| Trecho para leitura |
-------------------------
Trabalhos aprovados 2023

Ficha do Proponente

Proponente

    Alexandre Rafael Garcia (Unespar; UFPR)

Minicurrículo

    Alexandre Rafael Garcia é pesquisador, realizador e professor de cinema. Doutor em História (UFPR), mestre em Multimeios (Instituto de Artes da Unicamp) e bacharel em Cinema (Faculdade de Artes do Paraná). Professor na Unespar (Universidade Estadual do Paraná) no Bacharelado em Cinema e Audiovisual e no Programa de Pós-Graduação em Cinema e Artes do Vídeo – PPG-CINEAV; integrante do grupo de pesquisa Cinecriare – Cinema: Criação e Reflexão; e coordenador editorial da Coleção Escrever o Cinema.

Ficha do Trabalho

Título

    Filme conversa, cinema conversa e filmes de conversação no Brasil

Seminário

    Estilo e som no audiovisual

Formato

    Presencial

Resumo

    Entre as décadas de 1950 e 1960, Paulo Emílio Salles Gomes insistiu que o problema estético primordial do cinema brasileiro era a maneira de falar (e soar) das personagens. A partir de 1963, com o início da utilização de equipamentos leves e portáteis para gravação de imagem e som sincrônicos, surgiu o que Paulo Emílio chamou de “cinema conversa”: filmes sem comprometimento dramático definido e imediato, que se opunham ao formato do diálogo tradicional e valorizavam a espontaneidade verbal.
-------------------------
| Conjunto de dados |
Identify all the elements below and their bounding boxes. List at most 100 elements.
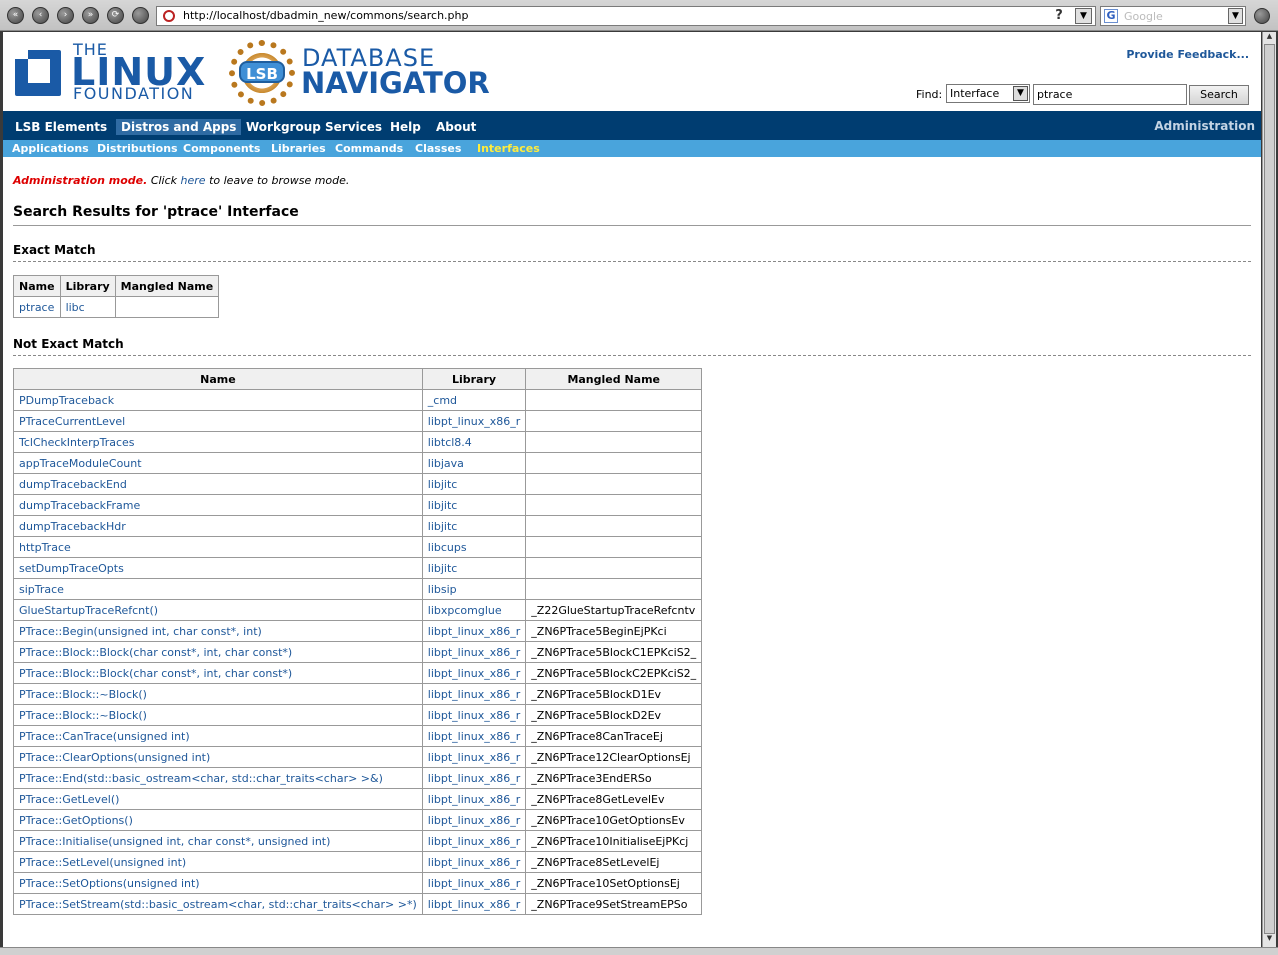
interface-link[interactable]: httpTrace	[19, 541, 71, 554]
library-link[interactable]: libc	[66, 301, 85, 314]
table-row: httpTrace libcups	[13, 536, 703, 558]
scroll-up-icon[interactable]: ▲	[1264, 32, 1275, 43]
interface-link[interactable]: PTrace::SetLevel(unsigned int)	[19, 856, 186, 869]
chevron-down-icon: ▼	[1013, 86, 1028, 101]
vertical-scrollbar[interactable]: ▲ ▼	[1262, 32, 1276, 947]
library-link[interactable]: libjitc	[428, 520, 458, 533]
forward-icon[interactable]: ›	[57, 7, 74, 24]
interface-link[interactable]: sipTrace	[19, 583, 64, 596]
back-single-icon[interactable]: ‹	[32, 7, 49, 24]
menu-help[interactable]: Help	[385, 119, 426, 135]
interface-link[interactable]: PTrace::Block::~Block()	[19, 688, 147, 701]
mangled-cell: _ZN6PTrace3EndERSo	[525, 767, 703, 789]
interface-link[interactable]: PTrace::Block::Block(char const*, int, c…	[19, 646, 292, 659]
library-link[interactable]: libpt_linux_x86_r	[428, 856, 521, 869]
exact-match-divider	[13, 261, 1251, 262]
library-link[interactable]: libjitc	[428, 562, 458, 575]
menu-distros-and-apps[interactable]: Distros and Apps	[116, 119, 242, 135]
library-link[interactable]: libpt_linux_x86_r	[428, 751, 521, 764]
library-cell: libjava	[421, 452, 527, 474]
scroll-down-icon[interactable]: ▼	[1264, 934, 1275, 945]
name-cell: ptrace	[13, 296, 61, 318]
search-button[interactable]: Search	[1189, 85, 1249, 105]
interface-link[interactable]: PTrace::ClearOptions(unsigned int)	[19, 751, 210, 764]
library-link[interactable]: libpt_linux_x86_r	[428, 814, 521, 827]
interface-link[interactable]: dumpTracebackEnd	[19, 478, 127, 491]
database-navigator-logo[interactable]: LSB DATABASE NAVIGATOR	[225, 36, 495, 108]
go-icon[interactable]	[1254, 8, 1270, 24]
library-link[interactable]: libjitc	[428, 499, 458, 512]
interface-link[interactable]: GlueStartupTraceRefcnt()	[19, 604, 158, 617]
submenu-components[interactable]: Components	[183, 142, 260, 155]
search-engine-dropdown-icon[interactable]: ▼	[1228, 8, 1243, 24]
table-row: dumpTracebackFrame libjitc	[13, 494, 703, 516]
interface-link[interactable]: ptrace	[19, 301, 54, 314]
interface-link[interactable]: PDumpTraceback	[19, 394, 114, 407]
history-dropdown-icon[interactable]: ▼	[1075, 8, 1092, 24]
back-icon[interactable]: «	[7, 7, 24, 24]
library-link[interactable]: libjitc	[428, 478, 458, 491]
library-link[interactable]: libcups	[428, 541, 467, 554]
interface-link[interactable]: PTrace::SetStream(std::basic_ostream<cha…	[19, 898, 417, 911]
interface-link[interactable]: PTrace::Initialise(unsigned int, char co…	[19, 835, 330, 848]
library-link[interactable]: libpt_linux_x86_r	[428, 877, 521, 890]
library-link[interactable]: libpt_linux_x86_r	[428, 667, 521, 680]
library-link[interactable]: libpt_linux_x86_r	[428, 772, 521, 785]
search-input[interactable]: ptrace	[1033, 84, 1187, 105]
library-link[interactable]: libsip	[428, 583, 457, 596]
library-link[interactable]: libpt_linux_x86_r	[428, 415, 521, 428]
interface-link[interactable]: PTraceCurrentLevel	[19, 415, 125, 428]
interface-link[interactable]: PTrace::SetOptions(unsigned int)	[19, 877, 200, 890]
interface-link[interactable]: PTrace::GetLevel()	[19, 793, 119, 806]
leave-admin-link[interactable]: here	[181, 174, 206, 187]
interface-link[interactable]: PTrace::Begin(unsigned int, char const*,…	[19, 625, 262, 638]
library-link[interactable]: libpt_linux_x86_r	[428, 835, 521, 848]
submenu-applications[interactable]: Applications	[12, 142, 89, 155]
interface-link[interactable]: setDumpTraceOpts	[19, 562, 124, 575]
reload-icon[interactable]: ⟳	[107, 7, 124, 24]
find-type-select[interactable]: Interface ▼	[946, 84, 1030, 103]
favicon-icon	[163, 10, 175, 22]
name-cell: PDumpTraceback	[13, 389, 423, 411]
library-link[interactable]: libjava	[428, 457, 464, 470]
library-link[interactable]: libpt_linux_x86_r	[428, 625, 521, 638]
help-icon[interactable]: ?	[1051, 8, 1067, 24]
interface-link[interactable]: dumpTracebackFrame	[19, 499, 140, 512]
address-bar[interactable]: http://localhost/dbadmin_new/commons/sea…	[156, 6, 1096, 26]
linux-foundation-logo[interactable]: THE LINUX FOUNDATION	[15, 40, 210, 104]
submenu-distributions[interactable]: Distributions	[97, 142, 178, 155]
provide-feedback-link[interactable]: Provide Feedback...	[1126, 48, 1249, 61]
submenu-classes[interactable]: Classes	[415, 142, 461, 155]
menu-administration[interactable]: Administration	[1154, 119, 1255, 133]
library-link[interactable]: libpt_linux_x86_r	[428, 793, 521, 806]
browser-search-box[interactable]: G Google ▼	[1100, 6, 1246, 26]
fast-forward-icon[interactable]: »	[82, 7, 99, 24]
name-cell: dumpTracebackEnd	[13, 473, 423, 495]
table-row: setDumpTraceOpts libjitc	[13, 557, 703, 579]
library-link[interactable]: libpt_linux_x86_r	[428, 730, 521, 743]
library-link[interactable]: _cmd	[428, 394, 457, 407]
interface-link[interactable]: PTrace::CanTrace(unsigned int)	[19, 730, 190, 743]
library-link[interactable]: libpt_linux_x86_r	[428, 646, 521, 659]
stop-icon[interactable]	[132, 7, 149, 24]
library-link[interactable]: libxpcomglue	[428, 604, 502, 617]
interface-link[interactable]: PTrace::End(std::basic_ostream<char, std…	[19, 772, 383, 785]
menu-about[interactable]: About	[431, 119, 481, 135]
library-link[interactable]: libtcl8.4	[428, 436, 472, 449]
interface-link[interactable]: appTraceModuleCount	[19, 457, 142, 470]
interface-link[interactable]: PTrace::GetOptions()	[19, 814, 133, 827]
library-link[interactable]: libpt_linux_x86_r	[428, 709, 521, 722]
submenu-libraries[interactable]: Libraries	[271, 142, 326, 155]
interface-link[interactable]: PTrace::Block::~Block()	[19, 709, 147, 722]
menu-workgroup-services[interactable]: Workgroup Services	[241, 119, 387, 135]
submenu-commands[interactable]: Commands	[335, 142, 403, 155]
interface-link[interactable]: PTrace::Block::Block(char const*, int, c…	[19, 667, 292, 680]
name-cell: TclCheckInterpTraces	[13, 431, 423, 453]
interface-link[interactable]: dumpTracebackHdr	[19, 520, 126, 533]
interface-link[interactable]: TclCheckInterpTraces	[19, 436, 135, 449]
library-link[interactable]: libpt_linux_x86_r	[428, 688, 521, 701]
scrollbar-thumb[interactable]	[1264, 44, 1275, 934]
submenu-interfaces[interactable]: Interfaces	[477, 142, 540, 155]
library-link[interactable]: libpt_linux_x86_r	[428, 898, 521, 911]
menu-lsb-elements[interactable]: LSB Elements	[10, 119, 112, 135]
-------------------------
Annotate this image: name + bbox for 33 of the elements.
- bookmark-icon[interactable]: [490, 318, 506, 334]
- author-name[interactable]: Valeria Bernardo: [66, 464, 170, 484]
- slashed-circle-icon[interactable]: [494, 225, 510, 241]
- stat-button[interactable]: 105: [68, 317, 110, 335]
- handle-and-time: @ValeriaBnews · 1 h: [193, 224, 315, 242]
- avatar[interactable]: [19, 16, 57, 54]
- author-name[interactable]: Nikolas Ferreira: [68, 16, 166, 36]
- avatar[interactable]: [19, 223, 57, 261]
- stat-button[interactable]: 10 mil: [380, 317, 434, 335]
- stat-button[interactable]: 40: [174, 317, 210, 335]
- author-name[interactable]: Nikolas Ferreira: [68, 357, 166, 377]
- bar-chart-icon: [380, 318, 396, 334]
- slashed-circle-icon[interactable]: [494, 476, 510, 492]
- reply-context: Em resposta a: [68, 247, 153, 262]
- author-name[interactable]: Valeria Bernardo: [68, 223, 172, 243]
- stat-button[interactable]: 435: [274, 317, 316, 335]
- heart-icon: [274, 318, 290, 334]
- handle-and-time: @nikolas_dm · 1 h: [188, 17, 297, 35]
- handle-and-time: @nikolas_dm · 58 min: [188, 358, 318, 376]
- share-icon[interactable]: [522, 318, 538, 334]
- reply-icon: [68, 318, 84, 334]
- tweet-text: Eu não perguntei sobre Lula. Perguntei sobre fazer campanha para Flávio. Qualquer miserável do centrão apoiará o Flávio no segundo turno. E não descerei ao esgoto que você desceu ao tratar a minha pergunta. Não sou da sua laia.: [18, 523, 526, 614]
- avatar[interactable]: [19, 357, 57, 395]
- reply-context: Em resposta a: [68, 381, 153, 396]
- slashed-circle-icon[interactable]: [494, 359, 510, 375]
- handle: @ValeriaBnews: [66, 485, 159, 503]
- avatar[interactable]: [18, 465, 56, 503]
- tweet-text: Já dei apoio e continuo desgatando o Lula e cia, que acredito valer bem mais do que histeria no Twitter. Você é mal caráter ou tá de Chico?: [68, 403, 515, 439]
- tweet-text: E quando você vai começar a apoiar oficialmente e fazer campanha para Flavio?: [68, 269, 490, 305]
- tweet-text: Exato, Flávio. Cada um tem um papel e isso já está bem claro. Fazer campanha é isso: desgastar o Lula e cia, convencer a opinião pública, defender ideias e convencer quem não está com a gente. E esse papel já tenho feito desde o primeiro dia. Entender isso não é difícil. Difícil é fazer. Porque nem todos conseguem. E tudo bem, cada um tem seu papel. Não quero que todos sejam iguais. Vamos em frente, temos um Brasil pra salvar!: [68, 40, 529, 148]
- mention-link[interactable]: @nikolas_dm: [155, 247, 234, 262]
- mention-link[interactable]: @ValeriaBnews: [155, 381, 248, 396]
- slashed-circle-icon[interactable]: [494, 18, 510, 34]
-------------------------
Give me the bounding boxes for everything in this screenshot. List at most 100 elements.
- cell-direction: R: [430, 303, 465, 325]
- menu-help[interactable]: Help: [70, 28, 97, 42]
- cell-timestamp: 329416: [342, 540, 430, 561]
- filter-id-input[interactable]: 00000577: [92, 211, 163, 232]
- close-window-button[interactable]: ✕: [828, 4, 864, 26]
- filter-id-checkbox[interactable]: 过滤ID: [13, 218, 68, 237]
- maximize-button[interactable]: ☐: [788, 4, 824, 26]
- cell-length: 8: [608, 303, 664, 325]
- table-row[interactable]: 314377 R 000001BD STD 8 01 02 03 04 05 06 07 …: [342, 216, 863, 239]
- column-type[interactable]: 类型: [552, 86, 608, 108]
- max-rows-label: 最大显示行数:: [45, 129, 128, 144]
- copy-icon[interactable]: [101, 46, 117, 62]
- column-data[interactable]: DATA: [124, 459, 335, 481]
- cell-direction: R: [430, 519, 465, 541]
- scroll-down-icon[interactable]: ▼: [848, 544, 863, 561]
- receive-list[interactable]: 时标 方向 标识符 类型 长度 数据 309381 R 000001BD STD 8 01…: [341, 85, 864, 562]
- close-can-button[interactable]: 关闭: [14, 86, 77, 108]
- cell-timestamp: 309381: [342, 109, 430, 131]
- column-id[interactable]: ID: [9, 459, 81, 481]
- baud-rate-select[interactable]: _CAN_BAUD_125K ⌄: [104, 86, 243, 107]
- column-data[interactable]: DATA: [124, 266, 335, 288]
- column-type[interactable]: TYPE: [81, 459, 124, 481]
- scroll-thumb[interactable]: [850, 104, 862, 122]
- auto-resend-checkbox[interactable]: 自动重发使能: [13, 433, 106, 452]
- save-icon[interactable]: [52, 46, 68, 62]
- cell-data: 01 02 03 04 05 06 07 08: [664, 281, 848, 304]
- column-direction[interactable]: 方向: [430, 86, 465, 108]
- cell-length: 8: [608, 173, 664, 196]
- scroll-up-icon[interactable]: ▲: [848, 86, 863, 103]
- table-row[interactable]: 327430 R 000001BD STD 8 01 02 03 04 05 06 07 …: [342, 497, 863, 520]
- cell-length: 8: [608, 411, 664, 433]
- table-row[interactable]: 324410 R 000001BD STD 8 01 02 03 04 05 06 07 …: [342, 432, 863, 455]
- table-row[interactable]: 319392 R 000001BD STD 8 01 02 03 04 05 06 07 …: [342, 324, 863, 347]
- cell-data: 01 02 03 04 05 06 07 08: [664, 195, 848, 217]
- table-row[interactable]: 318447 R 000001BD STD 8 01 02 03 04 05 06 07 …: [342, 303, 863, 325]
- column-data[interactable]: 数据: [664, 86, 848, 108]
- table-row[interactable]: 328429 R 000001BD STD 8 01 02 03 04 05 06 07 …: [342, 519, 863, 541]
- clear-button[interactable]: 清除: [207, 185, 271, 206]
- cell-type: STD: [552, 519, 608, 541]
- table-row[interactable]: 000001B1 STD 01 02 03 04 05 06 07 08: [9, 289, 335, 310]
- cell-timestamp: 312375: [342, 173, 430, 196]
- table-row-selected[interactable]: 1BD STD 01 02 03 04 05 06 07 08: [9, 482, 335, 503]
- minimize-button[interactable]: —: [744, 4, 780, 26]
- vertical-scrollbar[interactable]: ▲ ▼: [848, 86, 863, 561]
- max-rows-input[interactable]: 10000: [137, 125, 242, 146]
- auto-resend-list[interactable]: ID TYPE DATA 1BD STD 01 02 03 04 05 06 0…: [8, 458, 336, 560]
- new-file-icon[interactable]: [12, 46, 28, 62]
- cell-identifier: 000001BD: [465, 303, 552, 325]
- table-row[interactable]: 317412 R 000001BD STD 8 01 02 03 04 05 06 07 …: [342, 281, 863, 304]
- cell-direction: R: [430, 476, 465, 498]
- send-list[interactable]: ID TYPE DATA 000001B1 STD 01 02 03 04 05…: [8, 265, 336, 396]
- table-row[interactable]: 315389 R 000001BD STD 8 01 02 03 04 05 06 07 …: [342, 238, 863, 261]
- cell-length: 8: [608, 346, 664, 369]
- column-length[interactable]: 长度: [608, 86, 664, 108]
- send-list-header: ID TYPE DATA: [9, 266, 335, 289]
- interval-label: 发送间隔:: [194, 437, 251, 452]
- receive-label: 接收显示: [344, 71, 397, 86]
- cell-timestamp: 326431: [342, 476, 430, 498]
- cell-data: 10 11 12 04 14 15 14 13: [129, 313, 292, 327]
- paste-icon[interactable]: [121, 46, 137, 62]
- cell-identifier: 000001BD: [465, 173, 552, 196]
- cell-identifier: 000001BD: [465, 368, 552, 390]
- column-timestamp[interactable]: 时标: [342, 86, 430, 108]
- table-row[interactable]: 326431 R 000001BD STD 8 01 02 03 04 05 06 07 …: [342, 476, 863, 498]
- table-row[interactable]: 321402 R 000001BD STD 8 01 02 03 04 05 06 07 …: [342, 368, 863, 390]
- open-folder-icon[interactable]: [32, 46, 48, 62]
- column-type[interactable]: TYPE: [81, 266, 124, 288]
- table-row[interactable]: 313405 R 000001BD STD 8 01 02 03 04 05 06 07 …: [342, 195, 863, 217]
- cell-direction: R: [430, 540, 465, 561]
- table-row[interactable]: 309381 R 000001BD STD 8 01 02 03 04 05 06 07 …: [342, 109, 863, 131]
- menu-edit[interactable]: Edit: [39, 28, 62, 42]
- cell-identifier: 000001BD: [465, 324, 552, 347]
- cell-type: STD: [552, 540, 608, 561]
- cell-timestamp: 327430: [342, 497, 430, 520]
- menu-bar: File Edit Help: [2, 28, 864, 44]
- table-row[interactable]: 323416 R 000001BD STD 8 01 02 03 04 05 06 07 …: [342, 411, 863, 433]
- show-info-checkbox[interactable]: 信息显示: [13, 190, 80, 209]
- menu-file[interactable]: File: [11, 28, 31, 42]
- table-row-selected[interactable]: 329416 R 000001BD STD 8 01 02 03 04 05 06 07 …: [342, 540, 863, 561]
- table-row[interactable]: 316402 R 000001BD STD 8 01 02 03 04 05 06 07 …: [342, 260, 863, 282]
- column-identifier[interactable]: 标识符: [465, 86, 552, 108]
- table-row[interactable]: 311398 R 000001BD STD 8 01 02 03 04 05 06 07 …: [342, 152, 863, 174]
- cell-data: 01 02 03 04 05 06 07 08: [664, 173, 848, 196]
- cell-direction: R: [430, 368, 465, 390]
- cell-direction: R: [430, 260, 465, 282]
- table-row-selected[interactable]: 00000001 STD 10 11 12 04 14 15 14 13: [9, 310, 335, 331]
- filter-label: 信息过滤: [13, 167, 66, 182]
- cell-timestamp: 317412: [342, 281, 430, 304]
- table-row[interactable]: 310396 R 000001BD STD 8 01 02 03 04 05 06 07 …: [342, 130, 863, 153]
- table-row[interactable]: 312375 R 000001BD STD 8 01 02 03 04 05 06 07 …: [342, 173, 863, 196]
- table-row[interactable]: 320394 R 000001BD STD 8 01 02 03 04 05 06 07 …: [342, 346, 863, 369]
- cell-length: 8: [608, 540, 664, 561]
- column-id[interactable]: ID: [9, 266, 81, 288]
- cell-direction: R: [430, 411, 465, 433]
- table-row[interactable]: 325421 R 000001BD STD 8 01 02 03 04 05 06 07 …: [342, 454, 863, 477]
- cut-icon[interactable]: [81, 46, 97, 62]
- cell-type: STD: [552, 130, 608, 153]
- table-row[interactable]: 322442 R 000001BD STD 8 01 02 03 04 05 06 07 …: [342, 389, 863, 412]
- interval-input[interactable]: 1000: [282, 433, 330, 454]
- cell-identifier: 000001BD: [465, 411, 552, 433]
-------------------------
| Tarefas a realizar |
1. Responda com base no trecho:
(a) Em qual instituição Alexandre Rafael Garcia fez o doutorado em História?
(b) Qual é o formato do trabalho?
(c) Em que ano começou o uso de equipamentos leves e portáteis para gravar imagem e som sincrônicos?
2. Redigite do trecho, sem mudar nada, a parte que vai de "Minicurrículo" até "Escrever o Cinema.", incluindo essas palavras.
Para responder, use só o trecho, sem consultar os dados.

| Respostas do exercício |
1.
(a) Na UFPR.
(b) Presencial.
(c) Em 1963.

2.
Minicurrículo

    Alexandre Rafael Garcia é pesquisador, realizador e professor de cinema. Doutor em História (UFPR), mestre em Multimeios (Instituto de Artes da Unicamp) e bacharel em Cinema (Faculdade de Artes do Paraná). Professor na Unespar (Universidade Estadual do Paraná) no Bacharelado em Cinema e Audiovisual e no Programa de Pós-Graduação em Cinema e Artes do Vídeo – PPG-CINEAV; integrante do grupo de pesquisa Cinecriare – Cinema: Criação e Reflexão; e coordenador editorial da Coleção Escrever o Cinema.